--- START Records for processing ---

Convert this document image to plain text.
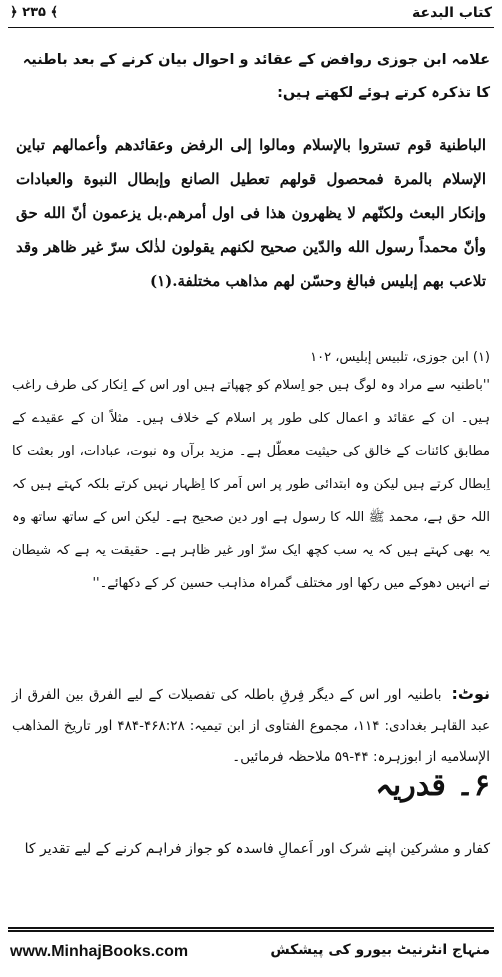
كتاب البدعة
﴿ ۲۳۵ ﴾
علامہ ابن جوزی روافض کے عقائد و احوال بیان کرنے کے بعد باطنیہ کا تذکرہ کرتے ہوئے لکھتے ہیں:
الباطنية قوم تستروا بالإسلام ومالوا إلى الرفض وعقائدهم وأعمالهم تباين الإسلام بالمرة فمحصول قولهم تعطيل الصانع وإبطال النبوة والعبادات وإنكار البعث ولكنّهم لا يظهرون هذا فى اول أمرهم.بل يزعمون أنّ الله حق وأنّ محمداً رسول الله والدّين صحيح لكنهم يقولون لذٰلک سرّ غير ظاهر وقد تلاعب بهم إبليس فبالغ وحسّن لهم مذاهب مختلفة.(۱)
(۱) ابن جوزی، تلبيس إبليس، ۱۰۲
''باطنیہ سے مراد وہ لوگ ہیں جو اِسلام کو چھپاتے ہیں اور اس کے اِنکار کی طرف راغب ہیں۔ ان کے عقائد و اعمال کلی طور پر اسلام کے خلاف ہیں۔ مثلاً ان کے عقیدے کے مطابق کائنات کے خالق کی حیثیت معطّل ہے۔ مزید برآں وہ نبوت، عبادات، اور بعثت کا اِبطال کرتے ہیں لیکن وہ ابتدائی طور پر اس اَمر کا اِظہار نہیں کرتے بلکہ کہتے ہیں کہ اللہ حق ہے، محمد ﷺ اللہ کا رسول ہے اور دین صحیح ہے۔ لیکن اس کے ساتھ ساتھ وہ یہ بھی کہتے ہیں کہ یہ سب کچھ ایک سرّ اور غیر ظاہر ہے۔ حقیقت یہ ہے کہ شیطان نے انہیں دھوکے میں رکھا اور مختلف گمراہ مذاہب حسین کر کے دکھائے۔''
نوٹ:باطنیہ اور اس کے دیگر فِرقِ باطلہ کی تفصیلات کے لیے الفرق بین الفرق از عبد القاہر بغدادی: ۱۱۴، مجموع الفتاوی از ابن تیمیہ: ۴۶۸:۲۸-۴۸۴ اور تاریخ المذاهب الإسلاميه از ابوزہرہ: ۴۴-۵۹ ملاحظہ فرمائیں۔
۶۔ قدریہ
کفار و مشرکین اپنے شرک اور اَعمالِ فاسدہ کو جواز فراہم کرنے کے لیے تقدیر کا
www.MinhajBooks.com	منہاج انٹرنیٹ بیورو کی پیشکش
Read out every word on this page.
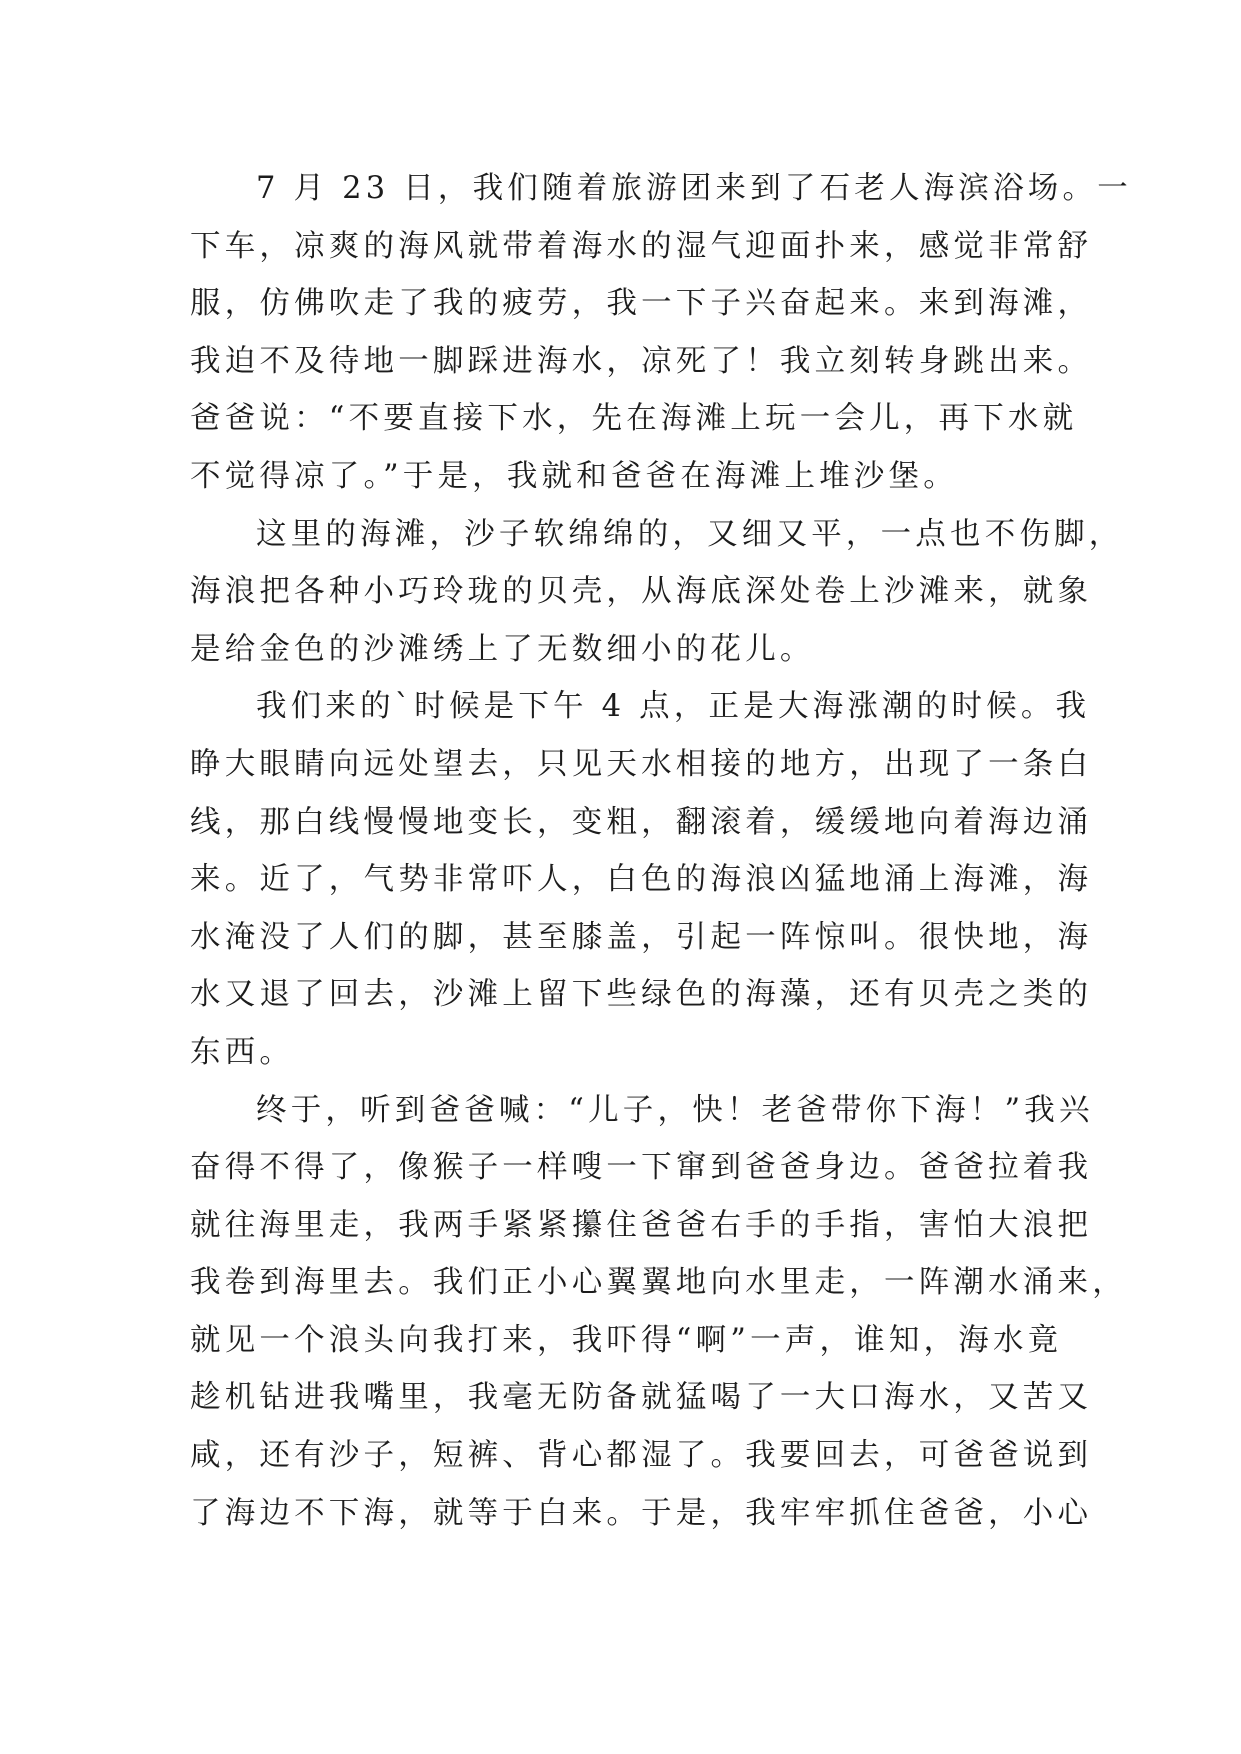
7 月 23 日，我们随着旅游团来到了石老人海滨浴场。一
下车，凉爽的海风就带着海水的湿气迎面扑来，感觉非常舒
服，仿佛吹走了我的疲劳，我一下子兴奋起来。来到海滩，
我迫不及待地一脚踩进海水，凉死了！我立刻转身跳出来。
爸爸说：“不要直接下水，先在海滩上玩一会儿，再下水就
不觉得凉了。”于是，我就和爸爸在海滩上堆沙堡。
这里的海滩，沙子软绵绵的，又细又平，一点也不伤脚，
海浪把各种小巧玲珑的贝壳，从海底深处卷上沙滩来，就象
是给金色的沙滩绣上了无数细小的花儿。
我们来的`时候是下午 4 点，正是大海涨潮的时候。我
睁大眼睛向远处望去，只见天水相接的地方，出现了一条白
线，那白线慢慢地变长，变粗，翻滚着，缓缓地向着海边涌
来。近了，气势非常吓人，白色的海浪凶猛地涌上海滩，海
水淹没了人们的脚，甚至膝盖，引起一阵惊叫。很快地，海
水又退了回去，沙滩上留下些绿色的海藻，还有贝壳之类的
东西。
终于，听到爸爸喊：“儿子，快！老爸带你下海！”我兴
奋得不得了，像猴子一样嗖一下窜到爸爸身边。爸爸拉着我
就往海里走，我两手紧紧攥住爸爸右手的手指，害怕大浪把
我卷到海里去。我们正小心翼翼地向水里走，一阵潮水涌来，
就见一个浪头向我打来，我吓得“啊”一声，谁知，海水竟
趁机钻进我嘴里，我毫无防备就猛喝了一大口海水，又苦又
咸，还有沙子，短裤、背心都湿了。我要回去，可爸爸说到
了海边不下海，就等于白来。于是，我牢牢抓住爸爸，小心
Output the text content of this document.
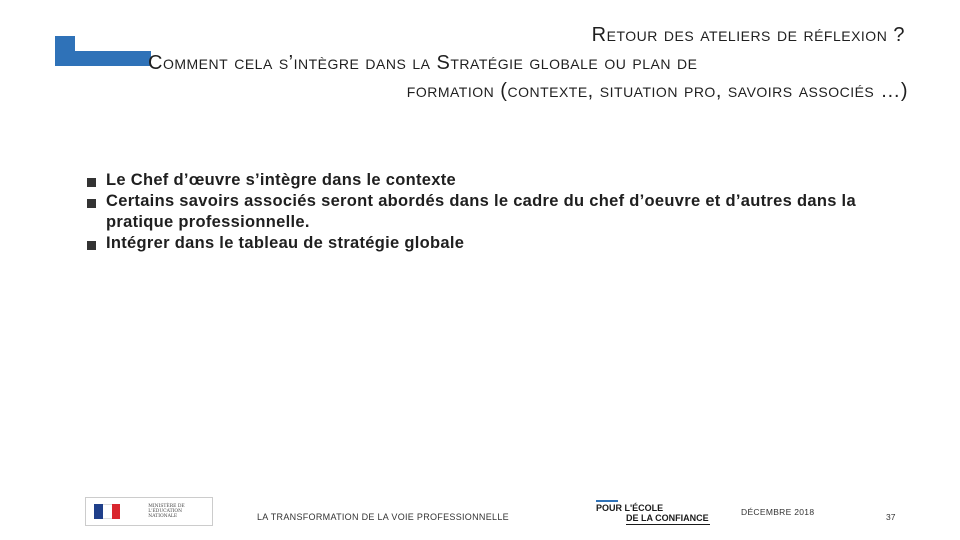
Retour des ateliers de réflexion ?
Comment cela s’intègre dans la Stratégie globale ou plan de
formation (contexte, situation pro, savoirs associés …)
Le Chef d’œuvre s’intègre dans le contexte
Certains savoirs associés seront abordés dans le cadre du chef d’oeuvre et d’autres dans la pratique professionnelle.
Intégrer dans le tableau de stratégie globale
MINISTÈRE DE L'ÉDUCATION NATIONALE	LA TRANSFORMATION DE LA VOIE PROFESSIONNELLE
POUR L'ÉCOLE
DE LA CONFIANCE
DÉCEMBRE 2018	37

--- END Records for processing ---

The records above are to be quoted exactly, with all pictures left out.

Convert this document image to plain text.
كتاب البدعة
﴿ ۲۳۵ ﴾
علامہ ابن جوزی روافض کے عقائد و احوال بیان کرنے کے بعد باطنیہ کا تذکرہ کرتے ہوئے لکھتے ہیں:
الباطنية قوم تستروا بالإسلام ومالوا إلى الرفض وعقائدهم وأعمالهم تباين الإسلام بالمرة فمحصول قولهم تعطيل الصانع وإبطال النبوة والعبادات وإنكار البعث ولكنّهم لا يظهرون هذا فى اول أمرهم.بل يزعمون أنّ الله حق وأنّ محمداً رسول الله والدّين صحيح لكنهم يقولون لذٰلک سرّ غير ظاهر وقد تلاعب بهم إبليس فبالغ وحسّن لهم مذاهب مختلفة.(۱)
(۱) ابن جوزی، تلبيس إبليس، ۱۰۲
''باطنیہ سے مراد وہ لوگ ہیں جو اِسلام کو چھپاتے ہیں اور اس کے اِنکار کی طرف راغب ہیں۔ ان کے عقائد و اعمال کلی طور پر اسلام کے خلاف ہیں۔ مثلاً ان کے عقیدے کے مطابق کائنات کے خالق کی حیثیت معطّل ہے۔ مزید برآں وہ نبوت، عبادات، اور بعثت کا اِبطال کرتے ہیں لیکن وہ ابتدائی طور پر اس اَمر کا اِظہار نہیں کرتے بلکہ کہتے ہیں کہ اللہ حق ہے، محمد ﷺ اللہ کا رسول ہے اور دین صحیح ہے۔ لیکن اس کے ساتھ ساتھ وہ یہ بھی کہتے ہیں کہ یہ سب کچھ ایک سرّ اور غیر ظاہر ہے۔ حقیقت یہ ہے کہ شیطان نے انہیں دھوکے میں رکھا اور مختلف گمراہ مذاہب حسین کر کے دکھائے۔''
نوٹ:باطنیہ اور اس کے دیگر فِرقِ باطلہ کی تفصیلات کے لیے الفرق بین الفرق از عبد القاہر بغدادی: ۱۱۴، مجموع الفتاوی از ابن تیمیہ: ۴۶۸:۲۸-۴۸۴ اور تاریخ المذاهب الإسلاميه از ابوزہرہ: ۴۴-۵۹ ملاحظہ فرمائیں۔
۶۔ قدریہ
کفار و مشرکین اپنے شرک اور اَعمالِ فاسدہ کو جواز فراہم کرنے کے لیے تقدیر کا
www.MinhajBooks.com	منہاج انٹرنیٹ بیورو کی پیشکش
Read out every word on this page.
7 月 23 日，我们随着旅游团来到了石老人海滨浴场。一
下车，凉爽的海风就带着海水的湿气迎面扑来，感觉非常舒
服，仿佛吹走了我的疲劳，我一下子兴奋起来。来到海滩，
我迫不及待地一脚踩进海水，凉死了！我立刻转身跳出来。
爸爸说：“不要直接下水，先在海滩上玩一会儿，再下水就
不觉得凉了。”于是，我就和爸爸在海滩上堆沙堡。
这里的海滩，沙子软绵绵的，又细又平，一点也不伤脚，
海浪把各种小巧玲珑的贝壳，从海底深处卷上沙滩来，就象
是给金色的沙滩绣上了无数细小的花儿。
我们来的`时候是下午 4 点，正是大海涨潮的时候。我
睁大眼睛向远处望去，只见天水相接的地方，出现了一条白
线，那白线慢慢地变长，变粗，翻滚着，缓缓地向着海边涌
来。近了，气势非常吓人，白色的海浪凶猛地涌上海滩，海
水淹没了人们的脚，甚至膝盖，引起一阵惊叫。很快地，海
水又退了回去，沙滩上留下些绿色的海藻，还有贝壳之类的
东西。
终于，听到爸爸喊：“儿子，快！老爸带你下海！”我兴
奋得不得了，像猴子一样嗖一下窜到爸爸身边。爸爸拉着我
就往海里走，我两手紧紧攥住爸爸右手的手指，害怕大浪把
我卷到海里去。我们正小心翼翼地向水里走，一阵潮水涌来，
就见一个浪头向我打来，我吓得“啊”一声，谁知，海水竟
趁机钻进我嘴里，我毫无防备就猛喝了一大口海水，又苦又
咸，还有沙子，短裤、背心都湿了。我要回去，可爸爸说到
了海边不下海，就等于白来。于是，我牢牢抓住爸爸，小心
Output the text content of this document.
Retour des ateliers de réflexion ?
Comment cela s’intègre dans la Stratégie globale ou plan de
formation (contexte, situation pro, savoirs associés …)
Le Chef d’œuvre s’intègre dans le contexte
Certains savoirs associés seront abordés dans le cadre du chef d’oeuvre et d’autres dans la pratique professionnelle.
Intégrer dans le tableau de stratégie globale
MINISTÈRE DE L'ÉDUCATION NATIONALE	LA TRANSFORMATION DE LA VOIE PROFESSIONNELLE
POUR L'ÉCOLE
DE LA CONFIANCE
DÉCEMBRE 2018	37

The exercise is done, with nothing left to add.